Source records
— start —

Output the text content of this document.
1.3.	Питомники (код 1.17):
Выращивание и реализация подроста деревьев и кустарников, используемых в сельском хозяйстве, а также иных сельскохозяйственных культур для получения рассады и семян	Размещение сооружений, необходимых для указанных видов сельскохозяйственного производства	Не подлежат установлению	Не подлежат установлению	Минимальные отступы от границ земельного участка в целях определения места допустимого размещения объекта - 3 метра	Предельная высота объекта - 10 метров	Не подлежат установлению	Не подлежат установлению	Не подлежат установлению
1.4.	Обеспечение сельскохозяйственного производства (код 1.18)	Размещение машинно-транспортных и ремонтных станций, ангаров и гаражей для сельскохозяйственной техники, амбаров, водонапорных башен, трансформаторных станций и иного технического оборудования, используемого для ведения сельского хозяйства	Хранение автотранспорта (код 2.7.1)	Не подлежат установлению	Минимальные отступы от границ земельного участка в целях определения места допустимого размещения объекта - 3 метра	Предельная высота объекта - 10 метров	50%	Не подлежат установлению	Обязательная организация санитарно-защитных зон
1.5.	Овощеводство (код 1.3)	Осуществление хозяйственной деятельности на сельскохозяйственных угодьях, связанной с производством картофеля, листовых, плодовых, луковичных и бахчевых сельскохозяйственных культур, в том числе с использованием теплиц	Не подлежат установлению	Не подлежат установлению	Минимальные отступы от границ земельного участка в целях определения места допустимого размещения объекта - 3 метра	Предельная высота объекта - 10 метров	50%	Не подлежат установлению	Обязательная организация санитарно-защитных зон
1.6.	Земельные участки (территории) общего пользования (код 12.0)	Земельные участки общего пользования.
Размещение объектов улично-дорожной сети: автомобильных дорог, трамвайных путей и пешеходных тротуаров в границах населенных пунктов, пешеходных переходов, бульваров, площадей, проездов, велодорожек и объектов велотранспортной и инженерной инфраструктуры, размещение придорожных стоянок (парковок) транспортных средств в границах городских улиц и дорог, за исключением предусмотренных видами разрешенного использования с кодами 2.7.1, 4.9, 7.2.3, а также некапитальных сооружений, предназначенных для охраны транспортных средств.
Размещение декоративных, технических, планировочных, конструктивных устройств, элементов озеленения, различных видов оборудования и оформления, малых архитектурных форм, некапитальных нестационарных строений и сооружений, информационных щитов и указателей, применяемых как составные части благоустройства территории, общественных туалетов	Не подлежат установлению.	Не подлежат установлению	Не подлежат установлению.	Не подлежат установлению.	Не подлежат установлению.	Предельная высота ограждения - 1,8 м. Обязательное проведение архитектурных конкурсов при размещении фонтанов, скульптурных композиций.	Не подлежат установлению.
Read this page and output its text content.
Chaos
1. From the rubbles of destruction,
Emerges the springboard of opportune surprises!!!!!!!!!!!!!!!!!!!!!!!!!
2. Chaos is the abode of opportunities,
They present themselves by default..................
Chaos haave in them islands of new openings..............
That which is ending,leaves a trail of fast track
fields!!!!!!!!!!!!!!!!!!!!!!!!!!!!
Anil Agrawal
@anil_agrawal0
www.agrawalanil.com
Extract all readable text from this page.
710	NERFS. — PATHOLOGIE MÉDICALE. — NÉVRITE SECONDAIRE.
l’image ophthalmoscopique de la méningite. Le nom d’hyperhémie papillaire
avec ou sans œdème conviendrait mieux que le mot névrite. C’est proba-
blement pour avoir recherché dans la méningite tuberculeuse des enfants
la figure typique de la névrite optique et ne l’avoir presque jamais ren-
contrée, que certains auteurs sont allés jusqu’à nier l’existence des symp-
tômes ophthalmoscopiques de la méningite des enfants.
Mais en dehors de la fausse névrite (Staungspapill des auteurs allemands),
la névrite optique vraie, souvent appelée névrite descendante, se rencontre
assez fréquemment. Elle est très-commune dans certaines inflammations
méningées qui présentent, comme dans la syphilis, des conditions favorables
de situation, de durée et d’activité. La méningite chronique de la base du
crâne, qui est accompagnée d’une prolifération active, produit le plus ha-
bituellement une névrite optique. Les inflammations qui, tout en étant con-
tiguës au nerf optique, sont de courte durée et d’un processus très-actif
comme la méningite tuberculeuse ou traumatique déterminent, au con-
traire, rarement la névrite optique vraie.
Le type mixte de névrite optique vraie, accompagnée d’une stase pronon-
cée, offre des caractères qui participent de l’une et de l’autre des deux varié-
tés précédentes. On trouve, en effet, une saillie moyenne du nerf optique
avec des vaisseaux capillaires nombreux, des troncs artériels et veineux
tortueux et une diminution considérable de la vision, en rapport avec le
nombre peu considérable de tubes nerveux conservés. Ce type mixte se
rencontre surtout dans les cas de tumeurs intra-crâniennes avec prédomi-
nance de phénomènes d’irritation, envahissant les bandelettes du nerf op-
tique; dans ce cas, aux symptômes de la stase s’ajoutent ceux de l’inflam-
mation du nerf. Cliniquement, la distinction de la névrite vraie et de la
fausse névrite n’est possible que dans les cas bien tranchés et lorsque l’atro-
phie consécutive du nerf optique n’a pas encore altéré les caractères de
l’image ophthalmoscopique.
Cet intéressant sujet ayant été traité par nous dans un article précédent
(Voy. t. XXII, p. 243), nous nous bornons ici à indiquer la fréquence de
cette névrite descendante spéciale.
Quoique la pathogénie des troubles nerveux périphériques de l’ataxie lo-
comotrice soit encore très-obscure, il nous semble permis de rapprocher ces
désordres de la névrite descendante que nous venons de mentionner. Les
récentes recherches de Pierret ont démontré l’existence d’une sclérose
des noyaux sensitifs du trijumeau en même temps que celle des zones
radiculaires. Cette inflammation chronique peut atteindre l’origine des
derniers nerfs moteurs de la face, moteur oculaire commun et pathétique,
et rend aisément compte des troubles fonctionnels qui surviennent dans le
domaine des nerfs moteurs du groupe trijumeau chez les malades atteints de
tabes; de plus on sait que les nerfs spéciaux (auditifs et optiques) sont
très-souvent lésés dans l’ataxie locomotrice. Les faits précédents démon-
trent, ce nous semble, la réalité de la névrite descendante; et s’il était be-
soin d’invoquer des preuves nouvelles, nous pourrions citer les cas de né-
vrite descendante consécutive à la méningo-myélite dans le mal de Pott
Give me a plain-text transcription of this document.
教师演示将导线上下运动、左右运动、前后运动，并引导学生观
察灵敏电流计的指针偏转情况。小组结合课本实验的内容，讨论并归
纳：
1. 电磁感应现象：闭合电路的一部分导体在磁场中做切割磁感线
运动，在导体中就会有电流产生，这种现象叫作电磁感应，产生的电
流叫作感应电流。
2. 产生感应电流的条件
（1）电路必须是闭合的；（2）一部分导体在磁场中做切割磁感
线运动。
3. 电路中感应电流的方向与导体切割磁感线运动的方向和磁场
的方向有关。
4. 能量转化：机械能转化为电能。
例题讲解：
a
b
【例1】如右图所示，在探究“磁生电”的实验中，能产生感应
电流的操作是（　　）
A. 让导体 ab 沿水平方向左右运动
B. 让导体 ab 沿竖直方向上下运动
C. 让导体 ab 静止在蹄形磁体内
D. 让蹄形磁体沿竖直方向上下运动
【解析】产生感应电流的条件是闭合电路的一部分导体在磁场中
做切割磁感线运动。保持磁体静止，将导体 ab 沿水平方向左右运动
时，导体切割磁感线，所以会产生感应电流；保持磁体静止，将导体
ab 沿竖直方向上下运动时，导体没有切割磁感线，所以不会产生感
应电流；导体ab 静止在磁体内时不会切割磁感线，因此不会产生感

— end —

REQUEST:
Would you write down every record again, exactly?

EXERCISE RESULT:
Output the text content of this document.
1.3.	Питомники (код 1.17):
Выращивание и реализация подроста деревьев и кустарников, используемых в сельском хозяйстве, а также иных сельскохозяйственных культур для получения рассады и семян	Размещение сооружений, необходимых для указанных видов сельскохозяйственного производства	Не подлежат установлению	Не подлежат установлению	Минимальные отступы от границ земельного участка в целях определения места допустимого размещения объекта - 3 метра	Предельная высота объекта - 10 метров	Не подлежат установлению	Не подлежат установлению	Не подлежат установлению
1.4.	Обеспечение сельскохозяйственного производства (код 1.18)	Размещение машинно-транспортных и ремонтных станций, ангаров и гаражей для сельскохозяйственной техники, амбаров, водонапорных башен, трансформаторных станций и иного технического оборудования, используемого для ведения сельского хозяйства	Хранение автотранспорта (код 2.7.1)	Не подлежат установлению	Минимальные отступы от границ земельного участка в целях определения места допустимого размещения объекта - 3 метра	Предельная высота объекта - 10 метров	50%	Не подлежат установлению	Обязательная организация санитарно-защитных зон
1.5.	Овощеводство (код 1.3)	Осуществление хозяйственной деятельности на сельскохозяйственных угодьях, связанной с производством картофеля, листовых, плодовых, луковичных и бахчевых сельскохозяйственных культур, в том числе с использованием теплиц	Не подлежат установлению	Не подлежат установлению	Минимальные отступы от границ земельного участка в целях определения места допустимого размещения объекта - 3 метра	Предельная высота объекта - 10 метров	50%	Не подлежат установлению	Обязательная организация санитарно-защитных зон
1.6.	Земельные участки (территории) общего пользования (код 12.0)	Земельные участки общего пользования.
Размещение объектов улично-дорожной сети: автомобильных дорог, трамвайных путей и пешеходных тротуаров в границах населенных пунктов, пешеходных переходов, бульваров, площадей, проездов, велодорожек и объектов велотранспортной и инженерной инфраструктуры, размещение придорожных стоянок (парковок) транспортных средств в границах городских улиц и дорог, за исключением предусмотренных видами разрешенного использования с кодами 2.7.1, 4.9, 7.2.3, а также некапитальных сооружений, предназначенных для охраны транспортных средств.
Размещение декоративных, технических, планировочных, конструктивных устройств, элементов озеленения, различных видов оборудования и оформления, малых архитектурных форм, некапитальных нестационарных строений и сооружений, информационных щитов и указателей, применяемых как составные части благоустройства территории, общественных туалетов	Не подлежат установлению.	Не подлежат установлению	Не подлежат установлению.	Не подлежат установлению.	Не подлежат установлению.	Предельная высота ограждения - 1,8 м. Обязательное проведение архитектурных конкурсов при размещении фонтанов, скульптурных композиций.	Не подлежат установлению.
Read this page and output its text content.
Chaos
1. From the rubbles of destruction,
Emerges the springboard of opportune surprises!!!!!!!!!!!!!!!!!!!!!!!!!
2. Chaos is the abode of opportunities,
They present themselves by default..................
Chaos haave in them islands of new openings..............
That which is ending,leaves a trail of fast track
fields!!!!!!!!!!!!!!!!!!!!!!!!!!!!
Anil Agrawal
@anil_agrawal0
www.agrawalanil.com
Extract all readable text from this page.
710	NERFS. — PATHOLOGIE MÉDICALE. — NÉVRITE SECONDAIRE.
l’image ophthalmoscopique de la méningite. Le nom d’hyperhémie papillaire
avec ou sans œdème conviendrait mieux que le mot névrite. C’est proba-
blement pour avoir recherché dans la méningite tuberculeuse des enfants
la figure typique de la névrite optique et ne l’avoir presque jamais ren-
contrée, que certains auteurs sont allés jusqu’à nier l’existence des symp-
tômes ophthalmoscopiques de la méningite des enfants.
Mais en dehors de la fausse névrite (Staungspapill des auteurs allemands),
la névrite optique vraie, souvent appelée névrite descendante, se rencontre
assez fréquemment. Elle est très-commune dans certaines inflammations
méningées qui présentent, comme dans la syphilis, des conditions favorables
de situation, de durée et d’activité. La méningite chronique de la base du
crâne, qui est accompagnée d’une prolifération active, produit le plus ha-
bituellement une névrite optique. Les inflammations qui, tout en étant con-
tiguës au nerf optique, sont de courte durée et d’un processus très-actif
comme la méningite tuberculeuse ou traumatique déterminent, au con-
traire, rarement la névrite optique vraie.
Le type mixte de névrite optique vraie, accompagnée d’une stase pronon-
cée, offre des caractères qui participent de l’une et de l’autre des deux varié-
tés précédentes. On trouve, en effet, une saillie moyenne du nerf optique
avec des vaisseaux capillaires nombreux, des troncs artériels et veineux
tortueux et une diminution considérable de la vision, en rapport avec le
nombre peu considérable de tubes nerveux conservés. Ce type mixte se
rencontre surtout dans les cas de tumeurs intra-crâniennes avec prédomi-
nance de phénomènes d’irritation, envahissant les bandelettes du nerf op-
tique; dans ce cas, aux symptômes de la stase s’ajoutent ceux de l’inflam-
mation du nerf. Cliniquement, la distinction de la névrite vraie et de la
fausse névrite n’est possible que dans les cas bien tranchés et lorsque l’atro-
phie consécutive du nerf optique n’a pas encore altéré les caractères de
l’image ophthalmoscopique.
Cet intéressant sujet ayant été traité par nous dans un article précédent
(Voy. t. XXII, p. 243), nous nous bornons ici à indiquer la fréquence de
cette névrite descendante spéciale.
Quoique la pathogénie des troubles nerveux périphériques de l’ataxie lo-
comotrice soit encore très-obscure, il nous semble permis de rapprocher ces
désordres de la névrite descendante que nous venons de mentionner. Les
récentes recherches de Pierret ont démontré l’existence d’une sclérose
des noyaux sensitifs du trijumeau en même temps que celle des zones
radiculaires. Cette inflammation chronique peut atteindre l’origine des
derniers nerfs moteurs de la face, moteur oculaire commun et pathétique,
et rend aisément compte des troubles fonctionnels qui surviennent dans le
domaine des nerfs moteurs du groupe trijumeau chez les malades atteints de
tabes; de plus on sait que les nerfs spéciaux (auditifs et optiques) sont
très-souvent lésés dans l’ataxie locomotrice. Les faits précédents démon-
trent, ce nous semble, la réalité de la névrite descendante; et s’il était be-
soin d’invoquer des preuves nouvelles, nous pourrions citer les cas de né-
vrite descendante consécutive à la méningo-myélite dans le mal de Pott
Give me a plain-text transcription of this document.
教师演示将导线上下运动、左右运动、前后运动，并引导学生观
察灵敏电流计的指针偏转情况。小组结合课本实验的内容，讨论并归
纳：
1. 电磁感应现象：闭合电路的一部分导体在磁场中做切割磁感线
运动，在导体中就会有电流产生，这种现象叫作电磁感应，产生的电
流叫作感应电流。
2. 产生感应电流的条件
（1）电路必须是闭合的；（2）一部分导体在磁场中做切割磁感
线运动。
3. 电路中感应电流的方向与导体切割磁感线运动的方向和磁场
的方向有关。
4. 能量转化：机械能转化为电能。
例题讲解：
a
b
【例1】如右图所示，在探究“磁生电”的实验中，能产生感应
电流的操作是（　　）
A. 让导体 ab 沿水平方向左右运动
B. 让导体 ab 沿竖直方向上下运动
C. 让导体 ab 静止在蹄形磁体内
D. 让蹄形磁体沿竖直方向上下运动
【解析】产生感应电流的条件是闭合电路的一部分导体在磁场中
做切割磁感线运动。保持磁体静止，将导体 ab 沿水平方向左右运动
时，导体切割磁感线，所以会产生感应电流；保持磁体静止，将导体
ab 沿竖直方向上下运动时，导体没有切割磁感线，所以不会产生感
应电流；导体ab 静止在磁体内时不会切割磁感线，因此不会产生感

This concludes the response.